→ **WRITTEN TASK**
Filter out everything except lines holding "color".

▶

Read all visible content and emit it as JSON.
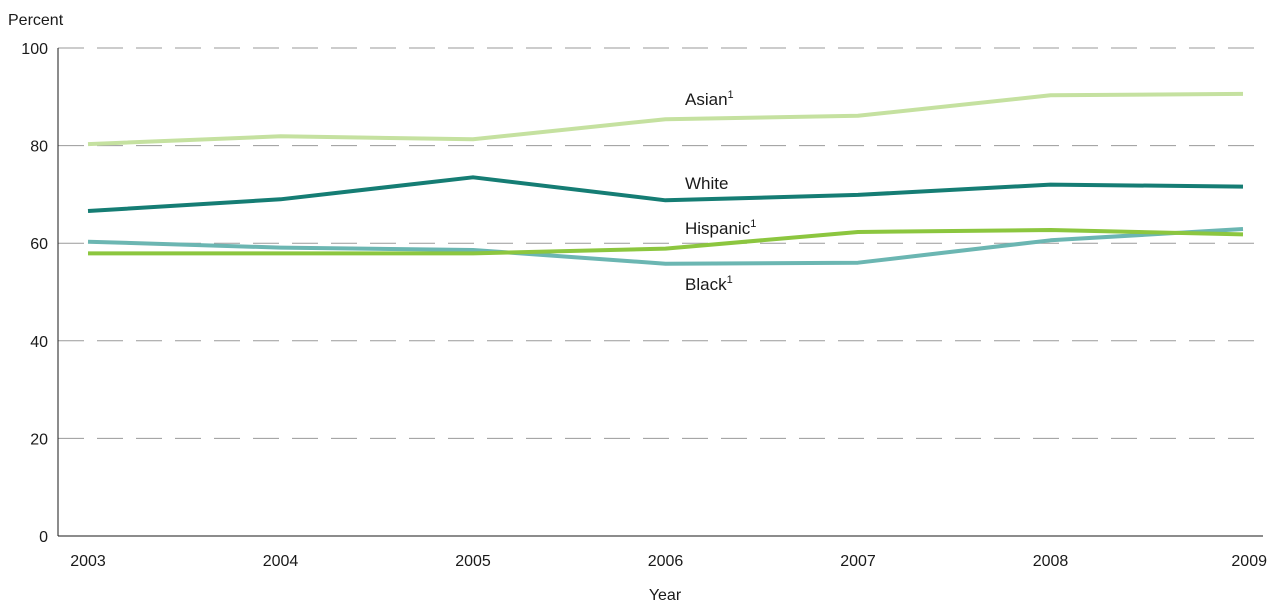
{
  "chart_data": {
    "type": "line",
    "ylabel": "Percent",
    "xlabel": "Year",
    "ylim": [
      0,
      100
    ],
    "yticks": [
      0,
      20,
      40,
      60,
      80,
      100
    ],
    "grid": true,
    "categories": [
      "2003",
      "2004",
      "2005",
      "2006",
      "2007",
      "2008",
      "2009"
    ],
    "series": [
      {
        "name": "Asian",
        "footnote": "1",
        "color": "#c5e1a0",
        "values": [
          80.3,
          81.9,
          81.3,
          85.4,
          86.1,
          90.3,
          90.6
        ]
      },
      {
        "name": "White",
        "footnote": "",
        "color": "#157d74",
        "values": [
          66.6,
          69.0,
          73.5,
          68.8,
          69.9,
          72.0,
          71.6
        ]
      },
      {
        "name": "Hispanic",
        "footnote": "1",
        "color": "#8cc63f",
        "values": [
          57.9,
          57.9,
          57.9,
          58.9,
          62.3,
          62.7,
          61.8
        ]
      },
      {
        "name": "Black",
        "footnote": "1",
        "color": "#6bb6b2",
        "values": [
          60.3,
          59.1,
          58.6,
          55.8,
          56.0,
          60.6,
          62.9
        ]
      }
    ]
  }
}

◀

→ **THE RESULT**
        "color": "#c5e1a0",
        "color": "#157d74",
        "color": "#8cc63f",
        "color": "#6bb6b2",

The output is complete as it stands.